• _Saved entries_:
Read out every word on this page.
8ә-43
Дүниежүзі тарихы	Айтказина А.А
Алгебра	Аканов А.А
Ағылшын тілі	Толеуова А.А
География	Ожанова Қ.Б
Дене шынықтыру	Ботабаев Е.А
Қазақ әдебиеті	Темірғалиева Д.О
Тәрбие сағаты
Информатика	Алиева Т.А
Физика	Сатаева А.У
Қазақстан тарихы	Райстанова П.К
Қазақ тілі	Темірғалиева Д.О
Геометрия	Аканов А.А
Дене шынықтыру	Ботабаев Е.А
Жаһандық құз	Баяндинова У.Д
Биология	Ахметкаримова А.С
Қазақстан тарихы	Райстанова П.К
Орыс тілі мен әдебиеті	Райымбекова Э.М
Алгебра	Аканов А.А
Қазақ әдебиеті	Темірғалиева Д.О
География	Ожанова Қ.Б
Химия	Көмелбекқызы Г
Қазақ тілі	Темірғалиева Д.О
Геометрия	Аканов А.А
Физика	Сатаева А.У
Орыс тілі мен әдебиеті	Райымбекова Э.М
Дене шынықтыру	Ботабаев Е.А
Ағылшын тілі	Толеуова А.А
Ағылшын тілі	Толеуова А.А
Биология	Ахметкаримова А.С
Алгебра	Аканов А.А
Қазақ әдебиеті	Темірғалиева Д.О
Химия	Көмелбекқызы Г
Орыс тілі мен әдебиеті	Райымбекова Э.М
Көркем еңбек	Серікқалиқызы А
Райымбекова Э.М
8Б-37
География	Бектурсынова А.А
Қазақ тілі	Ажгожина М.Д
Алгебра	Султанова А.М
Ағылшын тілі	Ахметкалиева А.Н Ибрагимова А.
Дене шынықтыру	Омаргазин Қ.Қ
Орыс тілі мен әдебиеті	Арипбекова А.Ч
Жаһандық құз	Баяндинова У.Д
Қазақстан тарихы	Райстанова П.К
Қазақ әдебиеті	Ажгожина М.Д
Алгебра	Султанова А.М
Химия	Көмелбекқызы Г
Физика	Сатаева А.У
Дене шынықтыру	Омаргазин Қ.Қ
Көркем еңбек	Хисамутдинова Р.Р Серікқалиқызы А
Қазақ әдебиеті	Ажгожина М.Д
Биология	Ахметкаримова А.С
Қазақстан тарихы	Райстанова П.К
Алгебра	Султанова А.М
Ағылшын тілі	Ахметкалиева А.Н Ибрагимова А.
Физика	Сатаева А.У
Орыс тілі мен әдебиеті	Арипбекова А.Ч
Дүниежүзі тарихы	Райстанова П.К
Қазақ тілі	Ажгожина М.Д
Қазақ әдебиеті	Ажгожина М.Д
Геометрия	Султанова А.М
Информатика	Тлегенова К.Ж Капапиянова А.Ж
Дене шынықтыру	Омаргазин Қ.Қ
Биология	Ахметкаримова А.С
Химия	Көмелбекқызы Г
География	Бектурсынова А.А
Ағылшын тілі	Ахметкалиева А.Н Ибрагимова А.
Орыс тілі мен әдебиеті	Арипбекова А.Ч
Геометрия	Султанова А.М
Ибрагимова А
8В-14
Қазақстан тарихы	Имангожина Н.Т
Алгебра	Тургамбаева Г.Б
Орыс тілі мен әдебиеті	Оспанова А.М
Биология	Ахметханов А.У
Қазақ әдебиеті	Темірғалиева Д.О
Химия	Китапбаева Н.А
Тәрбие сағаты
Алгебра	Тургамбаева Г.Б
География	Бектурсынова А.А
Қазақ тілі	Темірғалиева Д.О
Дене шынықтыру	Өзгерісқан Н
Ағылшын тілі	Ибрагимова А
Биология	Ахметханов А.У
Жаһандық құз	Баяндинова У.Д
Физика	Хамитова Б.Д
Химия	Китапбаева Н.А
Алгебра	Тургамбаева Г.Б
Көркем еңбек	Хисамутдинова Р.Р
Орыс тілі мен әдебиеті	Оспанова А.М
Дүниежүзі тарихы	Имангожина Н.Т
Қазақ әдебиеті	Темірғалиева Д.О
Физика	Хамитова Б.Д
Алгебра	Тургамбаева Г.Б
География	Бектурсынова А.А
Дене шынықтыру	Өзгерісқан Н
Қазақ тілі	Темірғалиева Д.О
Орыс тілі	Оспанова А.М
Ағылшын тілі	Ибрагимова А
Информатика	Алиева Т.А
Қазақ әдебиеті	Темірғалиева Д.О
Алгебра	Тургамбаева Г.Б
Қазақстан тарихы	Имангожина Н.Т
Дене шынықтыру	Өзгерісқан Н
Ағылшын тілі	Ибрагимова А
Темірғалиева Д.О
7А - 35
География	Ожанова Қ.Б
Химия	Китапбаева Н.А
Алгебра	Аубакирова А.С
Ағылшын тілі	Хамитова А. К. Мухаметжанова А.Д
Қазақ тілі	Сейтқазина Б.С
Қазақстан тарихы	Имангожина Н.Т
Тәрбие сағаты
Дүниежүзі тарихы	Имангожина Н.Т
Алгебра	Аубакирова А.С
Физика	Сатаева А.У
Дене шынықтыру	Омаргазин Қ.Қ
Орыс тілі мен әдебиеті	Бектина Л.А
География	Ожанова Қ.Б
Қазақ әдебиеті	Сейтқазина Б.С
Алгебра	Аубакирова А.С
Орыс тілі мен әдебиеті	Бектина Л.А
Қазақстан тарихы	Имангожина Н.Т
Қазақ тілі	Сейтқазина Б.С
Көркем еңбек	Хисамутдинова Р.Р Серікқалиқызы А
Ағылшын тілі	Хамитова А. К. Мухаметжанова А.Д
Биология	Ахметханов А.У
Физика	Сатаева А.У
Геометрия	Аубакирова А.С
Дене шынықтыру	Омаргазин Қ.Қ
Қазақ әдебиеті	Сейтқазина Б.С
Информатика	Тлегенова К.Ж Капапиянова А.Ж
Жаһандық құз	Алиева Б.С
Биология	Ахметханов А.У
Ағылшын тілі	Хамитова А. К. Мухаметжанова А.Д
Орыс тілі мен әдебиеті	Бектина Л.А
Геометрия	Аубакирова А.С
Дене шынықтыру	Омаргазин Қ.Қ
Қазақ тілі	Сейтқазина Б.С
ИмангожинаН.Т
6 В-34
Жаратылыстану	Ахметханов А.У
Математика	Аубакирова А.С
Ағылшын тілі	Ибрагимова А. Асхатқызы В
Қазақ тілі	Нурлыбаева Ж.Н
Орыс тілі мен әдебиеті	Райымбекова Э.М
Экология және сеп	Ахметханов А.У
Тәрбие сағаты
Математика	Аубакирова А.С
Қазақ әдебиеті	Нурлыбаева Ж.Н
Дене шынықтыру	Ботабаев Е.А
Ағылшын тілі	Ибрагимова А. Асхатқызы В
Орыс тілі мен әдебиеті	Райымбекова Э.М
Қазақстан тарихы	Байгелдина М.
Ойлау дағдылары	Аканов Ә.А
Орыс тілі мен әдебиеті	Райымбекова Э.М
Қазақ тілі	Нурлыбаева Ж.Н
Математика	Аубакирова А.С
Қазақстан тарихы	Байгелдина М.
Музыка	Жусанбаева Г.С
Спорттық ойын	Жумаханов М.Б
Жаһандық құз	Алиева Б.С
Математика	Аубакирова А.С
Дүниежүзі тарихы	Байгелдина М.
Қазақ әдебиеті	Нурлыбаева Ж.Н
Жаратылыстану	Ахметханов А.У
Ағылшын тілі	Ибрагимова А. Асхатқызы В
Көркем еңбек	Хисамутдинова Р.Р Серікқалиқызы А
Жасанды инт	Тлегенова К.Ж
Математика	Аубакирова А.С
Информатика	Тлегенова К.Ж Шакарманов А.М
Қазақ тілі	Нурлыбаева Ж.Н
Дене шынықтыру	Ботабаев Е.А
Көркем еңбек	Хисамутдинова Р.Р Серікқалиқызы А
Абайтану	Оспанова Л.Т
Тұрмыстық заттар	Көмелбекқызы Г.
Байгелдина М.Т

==

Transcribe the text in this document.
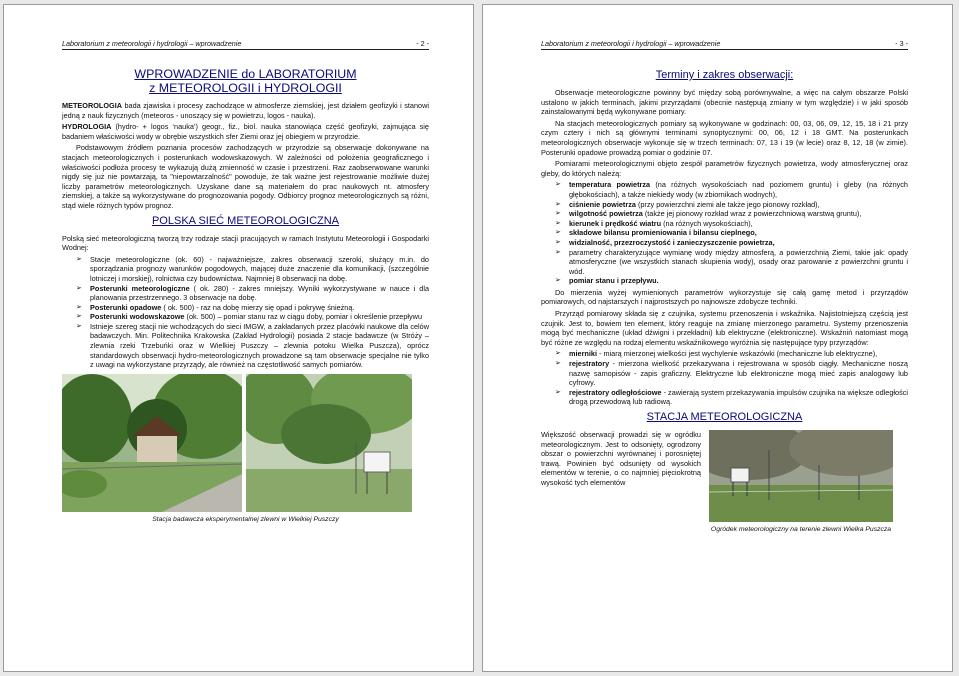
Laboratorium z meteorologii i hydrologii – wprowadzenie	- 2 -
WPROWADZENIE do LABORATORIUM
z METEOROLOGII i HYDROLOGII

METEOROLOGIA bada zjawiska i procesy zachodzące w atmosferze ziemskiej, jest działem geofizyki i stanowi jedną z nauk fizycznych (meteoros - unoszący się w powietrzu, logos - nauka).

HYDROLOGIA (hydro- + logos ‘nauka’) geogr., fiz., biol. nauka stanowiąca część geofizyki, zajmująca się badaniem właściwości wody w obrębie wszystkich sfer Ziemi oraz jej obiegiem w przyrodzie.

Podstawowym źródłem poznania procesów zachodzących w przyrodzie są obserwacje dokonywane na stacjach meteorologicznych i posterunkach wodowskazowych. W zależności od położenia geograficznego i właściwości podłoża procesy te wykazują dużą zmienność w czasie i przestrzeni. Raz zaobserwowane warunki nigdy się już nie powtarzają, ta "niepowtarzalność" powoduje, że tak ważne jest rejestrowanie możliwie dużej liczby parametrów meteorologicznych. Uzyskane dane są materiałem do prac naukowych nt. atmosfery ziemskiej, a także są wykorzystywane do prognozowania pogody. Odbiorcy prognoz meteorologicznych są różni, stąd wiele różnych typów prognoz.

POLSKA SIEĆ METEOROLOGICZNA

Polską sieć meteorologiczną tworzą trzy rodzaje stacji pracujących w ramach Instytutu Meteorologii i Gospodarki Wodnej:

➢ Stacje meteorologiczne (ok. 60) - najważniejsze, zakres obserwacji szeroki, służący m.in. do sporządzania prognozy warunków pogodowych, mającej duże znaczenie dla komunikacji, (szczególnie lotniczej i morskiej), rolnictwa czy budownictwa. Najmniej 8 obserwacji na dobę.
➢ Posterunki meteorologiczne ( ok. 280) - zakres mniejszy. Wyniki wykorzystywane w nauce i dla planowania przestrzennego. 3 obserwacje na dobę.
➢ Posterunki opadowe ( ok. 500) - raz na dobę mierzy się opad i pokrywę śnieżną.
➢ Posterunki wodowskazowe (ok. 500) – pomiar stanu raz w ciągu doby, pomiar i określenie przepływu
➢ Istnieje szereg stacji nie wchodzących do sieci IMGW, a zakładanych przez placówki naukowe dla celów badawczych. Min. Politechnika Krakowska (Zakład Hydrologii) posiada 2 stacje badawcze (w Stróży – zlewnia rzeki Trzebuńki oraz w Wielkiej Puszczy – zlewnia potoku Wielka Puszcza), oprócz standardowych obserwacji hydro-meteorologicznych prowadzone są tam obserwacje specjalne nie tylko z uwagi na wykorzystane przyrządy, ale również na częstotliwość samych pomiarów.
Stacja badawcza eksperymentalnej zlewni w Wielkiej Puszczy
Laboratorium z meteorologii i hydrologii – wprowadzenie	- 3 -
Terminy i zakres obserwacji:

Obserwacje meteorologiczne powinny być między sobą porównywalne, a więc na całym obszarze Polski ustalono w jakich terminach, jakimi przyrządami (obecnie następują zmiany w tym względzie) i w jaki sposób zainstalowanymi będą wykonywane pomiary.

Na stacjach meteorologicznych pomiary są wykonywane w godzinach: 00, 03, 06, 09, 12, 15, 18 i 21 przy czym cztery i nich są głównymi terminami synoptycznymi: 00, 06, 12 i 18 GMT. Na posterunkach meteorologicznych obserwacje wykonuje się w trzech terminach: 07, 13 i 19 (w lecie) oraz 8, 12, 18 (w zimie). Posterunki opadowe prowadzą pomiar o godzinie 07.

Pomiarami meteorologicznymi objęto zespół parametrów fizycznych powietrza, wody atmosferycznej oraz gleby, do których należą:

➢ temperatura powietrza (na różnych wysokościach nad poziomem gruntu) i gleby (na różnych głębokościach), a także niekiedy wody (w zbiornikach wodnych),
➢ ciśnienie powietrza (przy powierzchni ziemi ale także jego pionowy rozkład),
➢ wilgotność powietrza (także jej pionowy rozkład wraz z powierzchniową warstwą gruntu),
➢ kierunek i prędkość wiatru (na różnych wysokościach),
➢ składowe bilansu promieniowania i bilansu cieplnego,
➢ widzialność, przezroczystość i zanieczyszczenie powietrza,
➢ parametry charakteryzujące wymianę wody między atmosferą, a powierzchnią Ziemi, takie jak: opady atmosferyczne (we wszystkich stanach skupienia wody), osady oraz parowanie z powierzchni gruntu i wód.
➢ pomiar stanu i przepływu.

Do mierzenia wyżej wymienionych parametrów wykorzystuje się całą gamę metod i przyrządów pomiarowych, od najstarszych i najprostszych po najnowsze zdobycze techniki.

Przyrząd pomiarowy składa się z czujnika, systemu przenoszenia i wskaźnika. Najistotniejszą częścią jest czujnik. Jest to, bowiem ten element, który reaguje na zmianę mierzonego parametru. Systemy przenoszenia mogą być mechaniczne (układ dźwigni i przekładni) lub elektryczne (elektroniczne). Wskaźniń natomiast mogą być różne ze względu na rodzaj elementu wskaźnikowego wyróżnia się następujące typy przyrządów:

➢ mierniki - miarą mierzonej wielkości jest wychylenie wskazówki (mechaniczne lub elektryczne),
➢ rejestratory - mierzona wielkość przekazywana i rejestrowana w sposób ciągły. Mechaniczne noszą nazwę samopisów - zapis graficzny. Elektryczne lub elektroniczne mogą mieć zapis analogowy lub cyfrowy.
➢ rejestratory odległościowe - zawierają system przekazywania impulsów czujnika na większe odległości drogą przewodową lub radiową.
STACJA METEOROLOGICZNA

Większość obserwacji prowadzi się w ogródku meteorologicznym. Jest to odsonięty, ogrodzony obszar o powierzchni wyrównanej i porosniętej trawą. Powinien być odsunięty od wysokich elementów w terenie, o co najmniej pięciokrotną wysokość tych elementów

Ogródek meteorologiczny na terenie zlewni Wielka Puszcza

• _Aim_: Give the number of lines in the entries that hold the word "obserwacji", and nothing else.

• _Response_: 4